**The input**
§ §
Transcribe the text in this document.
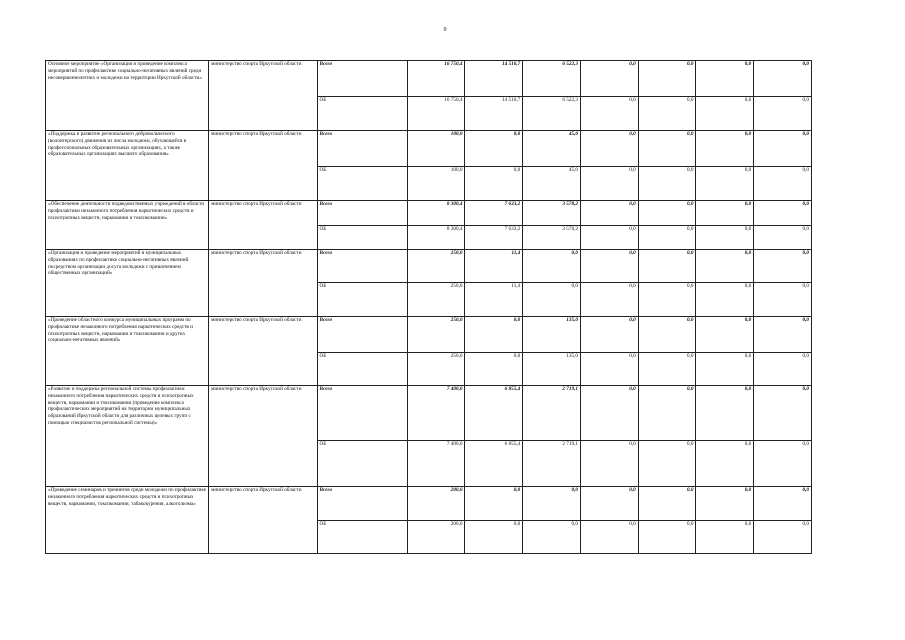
9
Основное мероприятие «Организация и проведение комплекса мероприятий по профилактике социально-негативных явлений среди несовершеннолетних и молодежи на территории Иркутской области»	министерство спорта Иркутской области	Всего	16 750,4	14 510,7	6 522,3	0,0	0,0	0,0	0,0
		ОБ	16 750,4	14 510,7	6 522,3	0,0	0,0	0,0	0,0
«Поддержка и развитие регионального добровольческого (волонтерского) движения из числа молодежи, обучающейся в профессиональных образовательных организациях, а также образовательных организациях высшего образования»	министерство спорта Иркутской области	Всего	100,0	0,0	45,0	0,0	0,0	0,0	0,0
		ОБ	100,0	0,0	45,0	0,0	0,0	0,0	0,0
«Обеспечение деятельности подведомственных учреждений в области профилактики незаконного потребления наркотических средств и психотропных веществ, наркомании и токсикомании»	министерство спорта Иркутской области	Всего	8 300,4	7 633,2	3 578,2	0,0	0,0	0,0	0,0
		ОБ	8 300,4	7 633,2	3 578,2	0,0	0,0	0,0	0,0
«Организация и проведение мероприятий в муниципальных образованиях по профилактике социально-негативных явлений посредством организации досуга молодежи с привлечением общественных организаций»	министерство спорта Иркутской области	Всего	250,0	11,4	0,0	0,0	0,0	0,0	0,0
		ОБ	250,0	11,4	0,0	0,0	0,0	0,0	0,0
«Проведение областного конкурса муниципальных программ по профилактике незаконного потребления наркотических средств и психотропных веществ, наркомании и токсикомании и других социально-негативных явлений»	министерство спорта Иркутской области	Всего	250,0	0,0	135,0	0,0	0,0	0,0	0,0
		ОБ	250,0	0,0	135,0	0,0	0,0	0,0	0,0
«Развитие и поддержка региональной системы профилактики незаконного потребления наркотических средств и психотропных веществ, наркомании и токсикомании (проведение комплекса профилактических мероприятий на территории муниципальных образований Иркутской области для различных целевых групп с помощью специалистов региональной системы)»	министерство спорта Иркутской области	Всего	7 400,0	6 855,4	2 719,1	0,0	0,0	0,0	0,0
		ОБ	7 400,0	6 855,4	2 719,1	0,0	0,0	0,0	0,0
«Проведение семинаров и тренингов среди молодежи по профилактике незаконного потребления наркотических средств и психотропных веществ, наркомании, токсикомании, табакокурения, алкоголизма»	министерство спорта Иркутской области	Всего	200,0	0,0	0,0	0,0	0,0	0,0	0,0
		ОБ	200,0	0,0	0,0	0,0	0,0	0,0	0,0
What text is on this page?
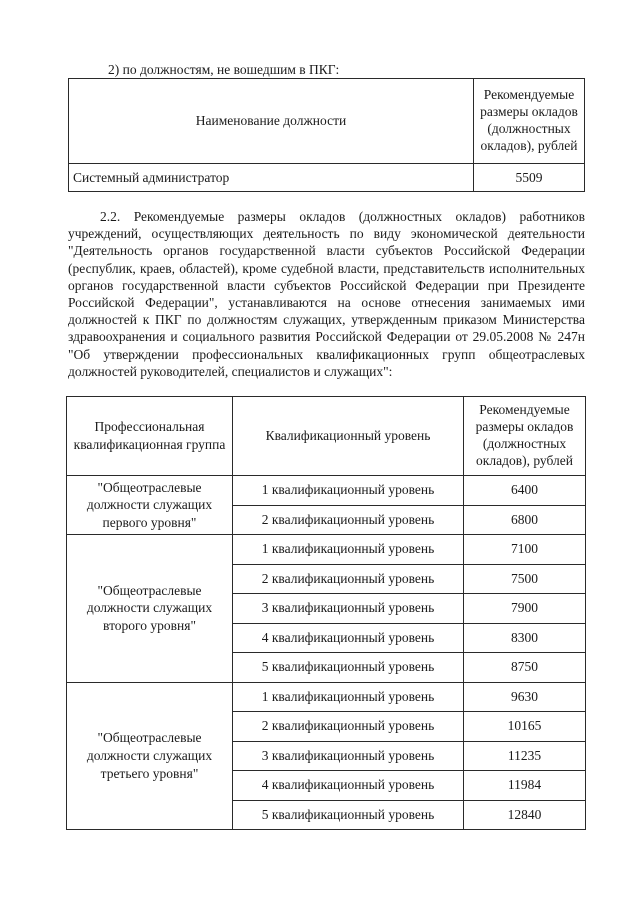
2) по должностям, не вошедшим в ПКГ:
Наименование должности	Рекомендуемые размеры окладов (должностных окладов), рублей
Системный администратор	5509
2.2. Рекомендуемые размеры окладов (должностных окладов) работников учреждений, осуществляющих деятельность по виду экономической деятельности "Деятельность органов государственной власти субъектов Российской Федерации (республик, краев, областей), кроме судебной власти, представительств исполнительных органов государственной власти субъектов Российской Федерации при Президенте Российской Федерации", устанавливаются на основе отнесения занимаемых ими должностей к ПКГ по должностям служащих, утвержденным приказом Министерства здравоохранения и социального развития Российской Федерации от 29.05.2008 № 247н "Об утверждении профессиональных квалификационных групп общеотраслевых должностей руководителей, специалистов и служащих":
Профессиональная квалификационная группа	Квалификационный уровень	Рекомендуемые размеры окладов (должностных окладов), рублей
"Общеотраслевые должности служащих первого уровня"	1 квалификационный уровень	6400
	2 квалификационный уровень	6800
"Общеотраслевые должности служащих второго уровня"	1 квалификационный уровень	7100
	2 квалификационный уровень	7500
	3 квалификационный уровень	7900
	4 квалификационный уровень	8300
	5 квалификационный уровень	8750
"Общеотраслевые должности служащих третьего уровня"	1 квалификационный уровень	9630
	2 квалификационный уровень	10165
	3 квалификационный уровень	11235
	4 квалификационный уровень	11984
	5 квалификационный уровень	12840
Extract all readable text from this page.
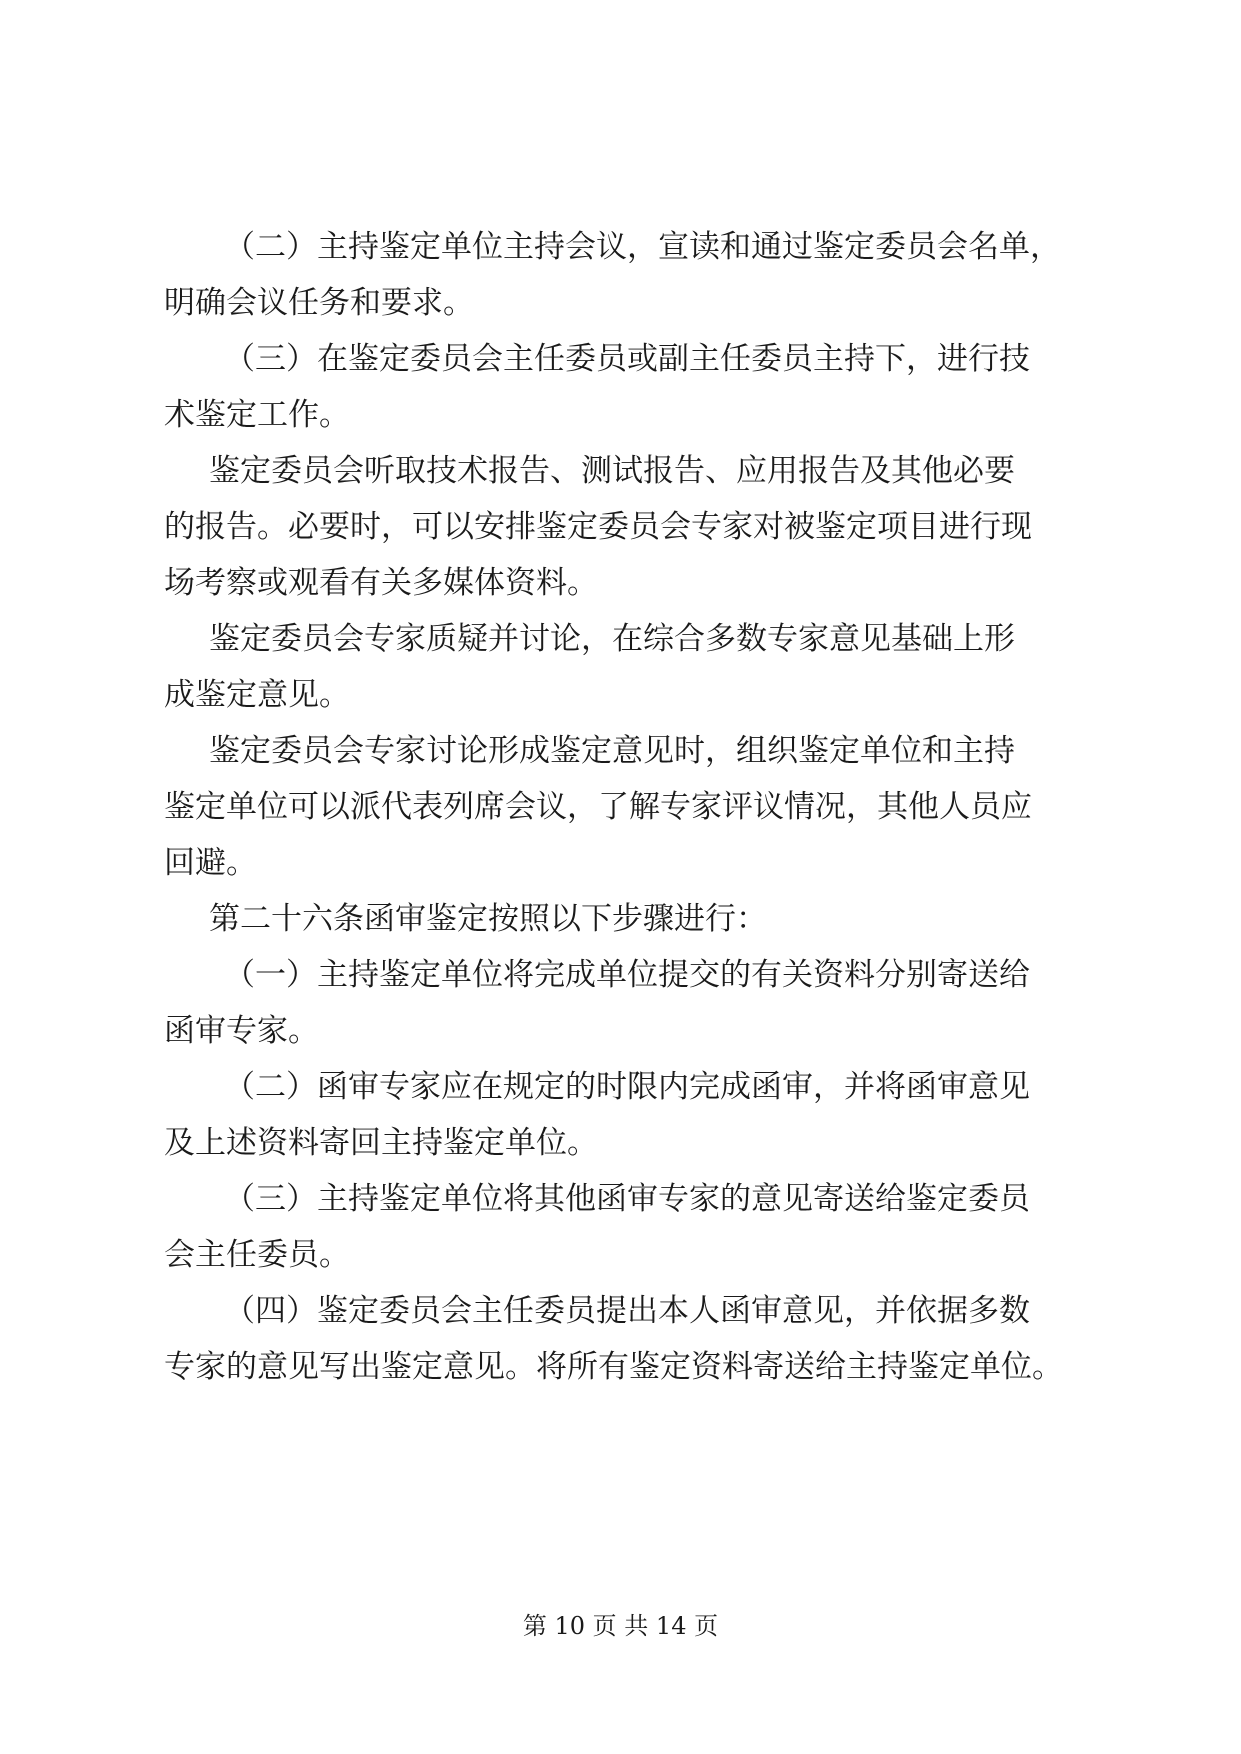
（二）主持鉴定单位主持会议，宣读和通过鉴定委员会名单，
明确会议任务和要求。
（三）在鉴定委员会主任委员或副主任委员主持下，进行技
术鉴定工作。
鉴定委员会听取技术报告、测试报告、应用报告及其他必要
的报告。必要时，可以安排鉴定委员会专家对被鉴定项目进行现
场考察或观看有关多媒体资料。
鉴定委员会专家质疑并讨论，在综合多数专家意见基础上形
成鉴定意见。
鉴定委员会专家讨论形成鉴定意见时，组织鉴定单位和主持
鉴定单位可以派代表列席会议，了解专家评议情况，其他人员应
回避。
第二十六条函审鉴定按照以下步骤进行：
（一）主持鉴定单位将完成单位提交的有关资料分别寄送给
函审专家。
（二）函审专家应在规定的时限内完成函审，并将函审意见
及上述资料寄回主持鉴定单位。
（三）主持鉴定单位将其他函审专家的意见寄送给鉴定委员
会主任委员。
（四）鉴定委员会主任委员提出本人函审意见，并依据多数
专家的意见写出鉴定意见。将所有鉴定资料寄送给主持鉴定单位。
第 10 页 共 14 页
§ §
**Challenge**
Report the number of lines containing the string "территории" and add nothing to it.

**Task result**
2